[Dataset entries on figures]
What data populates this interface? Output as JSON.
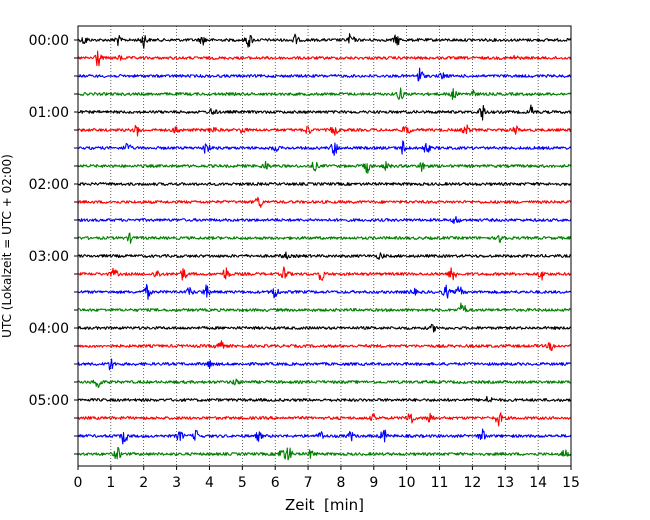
{
  "chart_data": {
    "type": "line",
    "chart_kind": "helicorder",
    "title": "",
    "xlabel": "Zeit  [min]",
    "ylabel": "UTC (Lokalzeit = UTC + 02:00)",
    "xlim": [
      0,
      15
    ],
    "x_ticks": [
      "0",
      "1",
      "2",
      "3",
      "4",
      "5",
      "6",
      "7",
      "8",
      "9",
      "10",
      "11",
      "12",
      "13",
      "14",
      "15"
    ],
    "y_tick_labels": [
      "00:00",
      "01:00",
      "02:00",
      "03:00",
      "04:00",
      "05:00"
    ],
    "minutes_per_trace": 15,
    "grid": "vertical dotted lines at each minute",
    "trace_colors": [
      "#000000",
      "#ff0000",
      "#0000ff",
      "#008000"
    ],
    "series": [
      {
        "start": "00:00",
        "color": "#000000",
        "events": [
          [
            0.2,
            4
          ],
          [
            1.2,
            5
          ],
          [
            2.0,
            7
          ],
          [
            3.8,
            4
          ],
          [
            5.2,
            7
          ],
          [
            6.6,
            5
          ],
          [
            8.3,
            6
          ],
          [
            9.7,
            5
          ]
        ]
      },
      {
        "start": "00:15",
        "color": "#ff0000",
        "events": [
          [
            0.6,
            9
          ],
          [
            1.3,
            2
          ],
          [
            13.3,
            2
          ]
        ]
      },
      {
        "start": "00:30",
        "color": "#0000ff",
        "events": [
          [
            10.4,
            8
          ],
          [
            11.1,
            3
          ]
        ]
      },
      {
        "start": "00:45",
        "color": "#008000",
        "events": [
          [
            9.8,
            6
          ],
          [
            11.4,
            5
          ],
          [
            12.0,
            3
          ]
        ]
      },
      {
        "start": "01:00",
        "color": "#000000",
        "events": [
          [
            4.1,
            4
          ],
          [
            12.3,
            8
          ],
          [
            13.8,
            6
          ]
        ]
      },
      {
        "start": "01:15",
        "color": "#ff0000",
        "events": [
          [
            1.8,
            5
          ],
          [
            3.0,
            4
          ],
          [
            4.1,
            4
          ],
          [
            5.0,
            3
          ],
          [
            7.0,
            4
          ],
          [
            7.8,
            5
          ],
          [
            10.0,
            6
          ],
          [
            11.8,
            5
          ],
          [
            13.3,
            4
          ]
        ]
      },
      {
        "start": "01:30",
        "color": "#0000ff",
        "events": [
          [
            1.5,
            5
          ],
          [
            3.9,
            6
          ],
          [
            6.0,
            3
          ],
          [
            7.8,
            7
          ],
          [
            9.9,
            7
          ],
          [
            10.6,
            5
          ]
        ]
      },
      {
        "start": "01:45",
        "color": "#008000",
        "events": [
          [
            5.7,
            4
          ],
          [
            7.2,
            4
          ],
          [
            8.8,
            6
          ],
          [
            9.4,
            4
          ],
          [
            10.5,
            6
          ]
        ]
      },
      {
        "start": "02:00",
        "color": "#000000",
        "events": []
      },
      {
        "start": "02:15",
        "color": "#ff0000",
        "events": [
          [
            5.5,
            7
          ]
        ]
      },
      {
        "start": "02:30",
        "color": "#0000ff",
        "events": [
          [
            11.5,
            4
          ]
        ]
      },
      {
        "start": "02:45",
        "color": "#008000",
        "events": [
          [
            1.6,
            4
          ],
          [
            12.9,
            6
          ]
        ]
      },
      {
        "start": "03:00",
        "color": "#000000",
        "events": [
          [
            6.3,
            3
          ],
          [
            9.2,
            3
          ]
        ]
      },
      {
        "start": "03:15",
        "color": "#ff0000",
        "events": [
          [
            1.1,
            5
          ],
          [
            2.4,
            4
          ],
          [
            3.2,
            6
          ],
          [
            4.5,
            6
          ],
          [
            6.3,
            7
          ],
          [
            7.4,
            6
          ],
          [
            11.4,
            9
          ],
          [
            14.1,
            5
          ]
        ]
      },
      {
        "start": "03:30",
        "color": "#0000ff",
        "events": [
          [
            2.1,
            7
          ],
          [
            3.4,
            4
          ],
          [
            3.9,
            6
          ],
          [
            6.0,
            7
          ],
          [
            10.2,
            3
          ],
          [
            11.2,
            6
          ],
          [
            11.6,
            5
          ]
        ]
      },
      {
        "start": "03:45",
        "color": "#008000",
        "events": [
          [
            11.7,
            8
          ]
        ]
      },
      {
        "start": "04:00",
        "color": "#000000",
        "events": [
          [
            10.8,
            3
          ]
        ]
      },
      {
        "start": "04:15",
        "color": "#ff0000",
        "events": [
          [
            4.3,
            8
          ],
          [
            14.4,
            4
          ]
        ]
      },
      {
        "start": "04:30",
        "color": "#0000ff",
        "events": [
          [
            1.0,
            6
          ],
          [
            4.0,
            3
          ]
        ]
      },
      {
        "start": "04:45",
        "color": "#008000",
        "events": [
          [
            0.6,
            7
          ],
          [
            4.8,
            3
          ]
        ]
      },
      {
        "start": "05:00",
        "color": "#000000",
        "events": [
          [
            12.5,
            4
          ]
        ]
      },
      {
        "start": "05:15",
        "color": "#ff0000",
        "events": [
          [
            9.0,
            3
          ],
          [
            10.1,
            8
          ],
          [
            10.7,
            6
          ],
          [
            12.8,
            7
          ]
        ]
      },
      {
        "start": "05:30",
        "color": "#0000ff",
        "events": [
          [
            1.4,
            8
          ],
          [
            3.1,
            5
          ],
          [
            3.6,
            5
          ],
          [
            5.5,
            4
          ],
          [
            7.4,
            4
          ],
          [
            8.3,
            4
          ],
          [
            9.3,
            6
          ],
          [
            12.3,
            6
          ]
        ]
      },
      {
        "start": "05:45",
        "color": "#008000",
        "events": [
          [
            1.2,
            6
          ],
          [
            6.2,
            5
          ],
          [
            6.4,
            8
          ],
          [
            7.1,
            4
          ],
          [
            14.8,
            4
          ]
        ]
      }
    ]
  }
}
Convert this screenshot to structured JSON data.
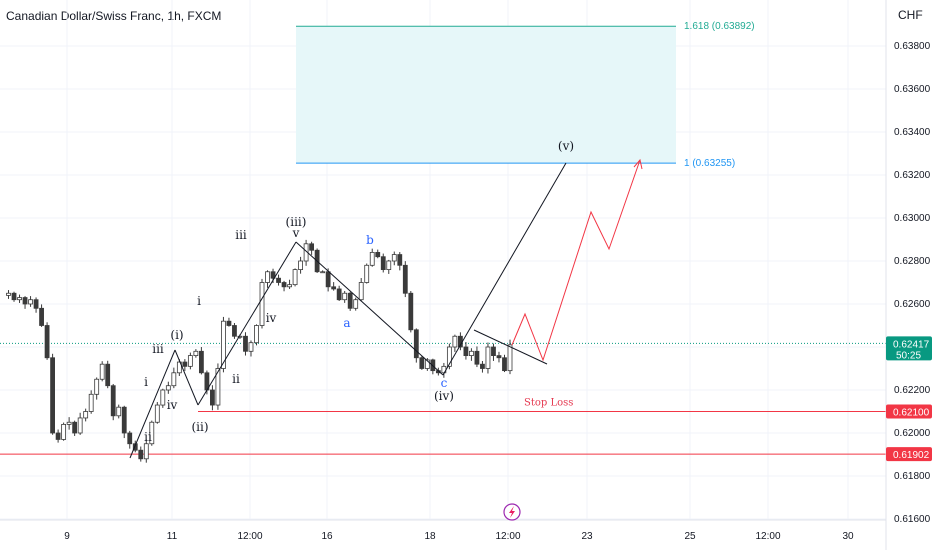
{
  "header": {
    "title": "Canadian Dollar/Swiss Franc, 1h, FXCM",
    "currency": "CHF"
  },
  "colors": {
    "up": "#26a69a",
    "down": "#ef5350",
    "candle": "#3a3a3a",
    "stop_line": "#f23645",
    "fib_line": "#22ab94",
    "fib_zone": "#e6f7f9",
    "projection": "#f23645",
    "wave_line": "#131722",
    "current_price_badge": "#089981"
  },
  "chart_data": {
    "type": "candlestick",
    "symbol": "CADCHF",
    "timeframe": "1h",
    "ylim": [
      0.616,
      0.64
    ],
    "y_ticks": [
      "0.63800",
      "0.63600",
      "0.63400",
      "0.63200",
      "0.63000",
      "0.62800",
      "0.62600",
      "0.62400",
      "0.62200",
      "0.62000",
      "0.61800",
      "0.61600"
    ],
    "x_ticks": [
      "9",
      "11",
      "12:00",
      "16",
      "18",
      "12:00",
      "23",
      "25",
      "12:00",
      "30"
    ],
    "price_path": [
      0.6264,
      0.6265,
      0.6262,
      0.6263,
      0.626,
      0.6262,
      0.6258,
      0.625,
      0.6235,
      0.62,
      0.6197,
      0.6204,
      0.6205,
      0.62,
      0.6207,
      0.621,
      0.6218,
      0.6225,
      0.6232,
      0.6222,
      0.6208,
      0.6212,
      0.62,
      0.6195,
      0.6192,
      0.6188,
      0.6195,
      0.6205,
      0.6213,
      0.622,
      0.6222,
      0.6228,
      0.6233,
      0.6231,
      0.6236,
      0.6238,
      0.6228,
      0.622,
      0.6213,
      0.623,
      0.6252,
      0.625,
      0.6245,
      0.6245,
      0.6238,
      0.6242,
      0.625,
      0.627,
      0.6275,
      0.6272,
      0.627,
      0.6268,
      0.6269,
      0.6276,
      0.628,
      0.6288,
      0.6285,
      0.6275,
      0.6275,
      0.6268,
      0.6267,
      0.6262,
      0.6265,
      0.6258,
      0.6262,
      0.627,
      0.6278,
      0.6284,
      0.6282,
      0.6276,
      0.628,
      0.6283,
      0.6278,
      0.6265,
      0.6248,
      0.6235,
      0.623,
      0.6234,
      0.6229,
      0.6228,
      0.6231,
      0.624,
      0.6245,
      0.624,
      0.6236,
      0.6238,
      0.6232,
      0.623,
      0.624,
      0.6236,
      0.6235,
      0.6229,
      0.6241
    ],
    "stop_loss": {
      "price": 0.621,
      "label": "Stop Loss"
    },
    "support": {
      "price": 0.61902
    },
    "current_price": {
      "price": 0.62417,
      "countdown": "50:25"
    },
    "fib_levels": [
      {
        "ratio": "1.618",
        "price": 0.63892,
        "label": "1.618 (0.63892)"
      },
      {
        "ratio": "1",
        "price": 0.63255,
        "label": "1 (0.63255)"
      }
    ],
    "waves": [
      {
        "label": "ii",
        "style": "dark"
      },
      {
        "label": "i",
        "style": "dark"
      },
      {
        "label": "iii",
        "style": "dark"
      },
      {
        "label": "iv",
        "style": "dark"
      },
      {
        "label": "(i)",
        "style": "dark"
      },
      {
        "label": "(ii)",
        "style": "dark"
      },
      {
        "label": "i",
        "style": "dark"
      },
      {
        "label": "ii",
        "style": "dark"
      },
      {
        "label": "iii",
        "style": "dark"
      },
      {
        "label": "iv",
        "style": "dark"
      },
      {
        "label": "v",
        "style": "dark"
      },
      {
        "label": "(iii)",
        "style": "dark"
      },
      {
        "label": "a",
        "style": "blue"
      },
      {
        "label": "b",
        "style": "blue"
      },
      {
        "label": "c",
        "style": "blue"
      },
      {
        "label": "(iv)",
        "style": "dark"
      },
      {
        "label": "(v)",
        "style": "dark"
      }
    ]
  }
}
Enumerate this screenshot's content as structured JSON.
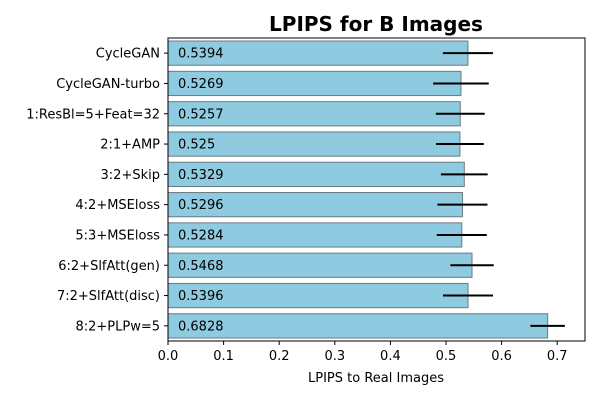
{
  "chart_data": {
    "type": "bar",
    "orientation": "horizontal",
    "title": "LPIPS for B Images",
    "xlabel": "LPIPS to Real Images",
    "ylabel": "",
    "xlim": [
      0,
      0.75
    ],
    "xticks": [
      "0.0",
      "0.1",
      "0.2",
      "0.3",
      "0.4",
      "0.5",
      "0.6",
      "0.7"
    ],
    "grid": false,
    "categories": [
      "CycleGAN",
      "CycleGAN-turbo",
      "1:ResBl=5+Feat=32",
      "2:1+AMP",
      "3:2+Skip",
      "4:2+MSEloss",
      "5:3+MSEloss",
      "6:2+SlfAtt(gen)",
      "7:2+SlfAtt(disc)",
      "8:2+PLPw=5"
    ],
    "values": [
      0.5394,
      0.5269,
      0.5257,
      0.525,
      0.5329,
      0.5296,
      0.5284,
      0.5468,
      0.5396,
      0.6828
    ],
    "value_labels": [
      "0.5394",
      "0.5269",
      "0.5257",
      "0.525",
      "0.5329",
      "0.5296",
      "0.5284",
      "0.5468",
      "0.5396",
      "0.6828"
    ],
    "errors": [
      0.045,
      0.05,
      0.044,
      0.043,
      0.042,
      0.045,
      0.045,
      0.039,
      0.045,
      0.031
    ],
    "colors": {
      "bar": "#8ecae0",
      "bar_edge": "#6b7b80",
      "error": "#000000"
    }
  }
}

[Your goal]
Give back word for word the lines from the one containing "Enumerate this screenshot's" through the final line of the data above. Pictures are to be left out.

[Answer for this exercise]
Enumerate this screenshot's content as structured JSON.
{
  "chart_data": {
    "type": "bar",
    "orientation": "horizontal",
    "title": "LPIPS for B Images",
    "xlabel": "LPIPS to Real Images",
    "ylabel": "",
    "xlim": [
      0,
      0.75
    ],
    "xticks": [
      "0.0",
      "0.1",
      "0.2",
      "0.3",
      "0.4",
      "0.5",
      "0.6",
      "0.7"
    ],
    "grid": false,
    "categories": [
      "CycleGAN",
      "CycleGAN-turbo",
      "1:ResBl=5+Feat=32",
      "2:1+AMP",
      "3:2+Skip",
      "4:2+MSEloss",
      "5:3+MSEloss",
      "6:2+SlfAtt(gen)",
      "7:2+SlfAtt(disc)",
      "8:2+PLPw=5"
    ],
    "values": [
      0.5394,
      0.5269,
      0.5257,
      0.525,
      0.5329,
      0.5296,
      0.5284,
      0.5468,
      0.5396,
      0.6828
    ],
    "value_labels": [
      "0.5394",
      "0.5269",
      "0.5257",
      "0.525",
      "0.5329",
      "0.5296",
      "0.5284",
      "0.5468",
      "0.5396",
      "0.6828"
    ],
    "errors": [
      0.045,
      0.05,
      0.044,
      0.043,
      0.042,
      0.045,
      0.045,
      0.039,
      0.045,
      0.031
    ],
    "colors": {
      "bar": "#8ecae0",
      "bar_edge": "#6b7b80",
      "error": "#000000"
    }
  }
}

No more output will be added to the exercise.